- **GIVEN EXERCISE 1**
Name every capitalized role that the passage on open access guerilla roles mentions, in order of first appearance.
== DOCUMENT TEXT
To facilitate the full integration of the Scribe into the movement, we must work towards better
systems of making these collections easy to share, and a standard for describing and organizing
them.

The Courier

The Courier is usually someone who has received collections of materials from another OA
guerilla. They do not merely use the materials themselves, but recognize their obligation to help
further share and distribute the materials widely.

While taking measures to protect themselves, the Courier makes efforts to share the materials
online through torrents or other private repositories and servers, possibly coordinating these
efforts with a Custodian. They share copies of the collections on portable storage media
throughout their personal networks.

Another form of Courier plays the role of communication mediater between guerillas that should
work to be kept in isolation from eachother, such as between the Traitor and Prospector and the
Armorer.

The Innkeeper

The role of the Innkeeper is to manage the safe houses of our movement. We need safe and
secure places to communicate with eachother anonymously. Ideally, these places should be kept
isolated from any servers operated by the Custodian so that discovery of one does not
compromise the other. The Innkeeper may be willing to host the work produced by the Armorer,
various versions and updates of this cookbook, and other instructional materials.

An Innkeeper must be willing to maintain a communication network that will likely come under
attack from hired hackers, botnets, or directly by principled opponents. They must have
precautions in place to destroy anything that might betray the identity of our members. They
should have plans to rapidly reproduce the network at a new location when taken down. They
must lead efforts to detect moles and informants within the network and deny them access.

The Armorer

The Armorer is one of the most important roles in our movement. They create, maintain, and
supply our movement with the weapons we need to carry out our raids. They write and update
the scrapers to liberate content. They create the processing scripts to organize our files, and they
design the protective measures that conceal our efforts.

In the past, the open access guerilla has often been an Armorer, a Traitor, and Custodian all in
one. One huge disadvantage to this is that the Armorer who is also the Traitor cannot easily share
their tools without potentially coming under scrutiny for launching raids themselves. If
discovered, as Custodian, their liberated materials are potentially surrendered and lost.
====
== MATERIAL FOR THIS EXERCISE
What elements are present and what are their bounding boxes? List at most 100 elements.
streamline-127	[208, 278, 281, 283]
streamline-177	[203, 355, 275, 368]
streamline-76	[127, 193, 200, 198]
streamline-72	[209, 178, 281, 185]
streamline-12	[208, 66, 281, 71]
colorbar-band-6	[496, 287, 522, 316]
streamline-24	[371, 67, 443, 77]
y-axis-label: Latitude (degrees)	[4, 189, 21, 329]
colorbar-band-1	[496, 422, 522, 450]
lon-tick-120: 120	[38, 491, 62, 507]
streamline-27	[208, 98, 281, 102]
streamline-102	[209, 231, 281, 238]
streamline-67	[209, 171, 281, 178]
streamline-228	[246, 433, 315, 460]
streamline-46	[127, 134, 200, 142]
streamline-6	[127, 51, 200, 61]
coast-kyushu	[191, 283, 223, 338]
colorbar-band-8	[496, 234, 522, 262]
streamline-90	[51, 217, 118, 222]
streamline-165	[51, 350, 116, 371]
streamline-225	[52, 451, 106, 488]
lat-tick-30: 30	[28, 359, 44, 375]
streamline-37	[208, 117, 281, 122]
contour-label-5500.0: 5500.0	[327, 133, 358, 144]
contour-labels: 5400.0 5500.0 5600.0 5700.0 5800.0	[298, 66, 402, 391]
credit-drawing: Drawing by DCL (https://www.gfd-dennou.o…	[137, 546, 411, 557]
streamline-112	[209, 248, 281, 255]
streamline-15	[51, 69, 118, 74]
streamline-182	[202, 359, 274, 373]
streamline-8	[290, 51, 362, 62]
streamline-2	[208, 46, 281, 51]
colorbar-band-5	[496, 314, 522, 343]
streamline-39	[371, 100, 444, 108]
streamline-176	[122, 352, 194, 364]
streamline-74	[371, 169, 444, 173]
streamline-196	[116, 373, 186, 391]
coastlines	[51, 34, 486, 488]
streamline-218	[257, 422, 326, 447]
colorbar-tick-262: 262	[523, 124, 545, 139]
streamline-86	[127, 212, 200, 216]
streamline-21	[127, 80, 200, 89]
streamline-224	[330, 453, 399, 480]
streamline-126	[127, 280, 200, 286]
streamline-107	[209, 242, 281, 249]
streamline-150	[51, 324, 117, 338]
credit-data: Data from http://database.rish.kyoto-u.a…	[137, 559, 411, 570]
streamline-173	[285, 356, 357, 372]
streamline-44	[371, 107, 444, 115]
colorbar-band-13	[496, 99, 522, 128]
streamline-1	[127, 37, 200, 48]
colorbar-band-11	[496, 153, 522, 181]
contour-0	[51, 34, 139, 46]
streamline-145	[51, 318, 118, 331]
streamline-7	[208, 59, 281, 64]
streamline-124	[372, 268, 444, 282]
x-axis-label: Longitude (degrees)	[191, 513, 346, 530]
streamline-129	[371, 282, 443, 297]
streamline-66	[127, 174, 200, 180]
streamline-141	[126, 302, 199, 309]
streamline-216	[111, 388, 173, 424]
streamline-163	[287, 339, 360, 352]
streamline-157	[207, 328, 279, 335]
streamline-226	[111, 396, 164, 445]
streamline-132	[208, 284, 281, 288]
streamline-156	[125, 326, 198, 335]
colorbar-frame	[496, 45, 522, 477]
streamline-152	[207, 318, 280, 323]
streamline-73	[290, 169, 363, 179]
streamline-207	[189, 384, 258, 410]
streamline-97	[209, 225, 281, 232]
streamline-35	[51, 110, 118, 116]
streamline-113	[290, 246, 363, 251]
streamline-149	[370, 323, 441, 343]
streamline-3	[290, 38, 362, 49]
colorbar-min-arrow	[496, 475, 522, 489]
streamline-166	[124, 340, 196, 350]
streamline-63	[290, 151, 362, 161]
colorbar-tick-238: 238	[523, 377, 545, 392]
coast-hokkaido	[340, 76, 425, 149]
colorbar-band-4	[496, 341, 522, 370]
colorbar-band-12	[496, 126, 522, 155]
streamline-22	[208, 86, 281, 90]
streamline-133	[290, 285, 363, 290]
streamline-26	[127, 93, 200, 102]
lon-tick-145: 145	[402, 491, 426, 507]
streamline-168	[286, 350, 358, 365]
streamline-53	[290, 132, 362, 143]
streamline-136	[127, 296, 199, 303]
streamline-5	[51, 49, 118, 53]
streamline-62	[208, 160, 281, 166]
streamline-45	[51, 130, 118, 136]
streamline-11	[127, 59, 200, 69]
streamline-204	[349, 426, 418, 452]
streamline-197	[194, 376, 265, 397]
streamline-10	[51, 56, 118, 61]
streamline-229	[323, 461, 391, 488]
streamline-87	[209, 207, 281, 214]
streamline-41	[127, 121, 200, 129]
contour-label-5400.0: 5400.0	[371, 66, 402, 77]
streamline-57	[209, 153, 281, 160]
====
- **GIVEN EXERCISE 2**
Reproduce verbatim everything in the listing from its first line down to the line containing "422, 522, 450]", with both of those lines included.

- **FINISHED ANSWER 1**
Scribe, Courier, Custodian, Traitor, Prospector, Armorer, Innkeeper

- **FINISHED ANSWER 2**
What elements are present and what are their bounding boxes? List at most 100 elements.
streamline-127	[208, 278, 281, 283]
streamline-177	[203, 355, 275, 368]
streamline-76	[127, 193, 200, 198]
streamline-72	[209, 178, 281, 185]
streamline-12	[208, 66, 281, 71]
colorbar-band-6	[496, 287, 522, 316]
streamline-24	[371, 67, 443, 77]
y-axis-label: Latitude (degrees)	[4, 189, 21, 329]
colorbar-band-1	[496, 422, 522, 450]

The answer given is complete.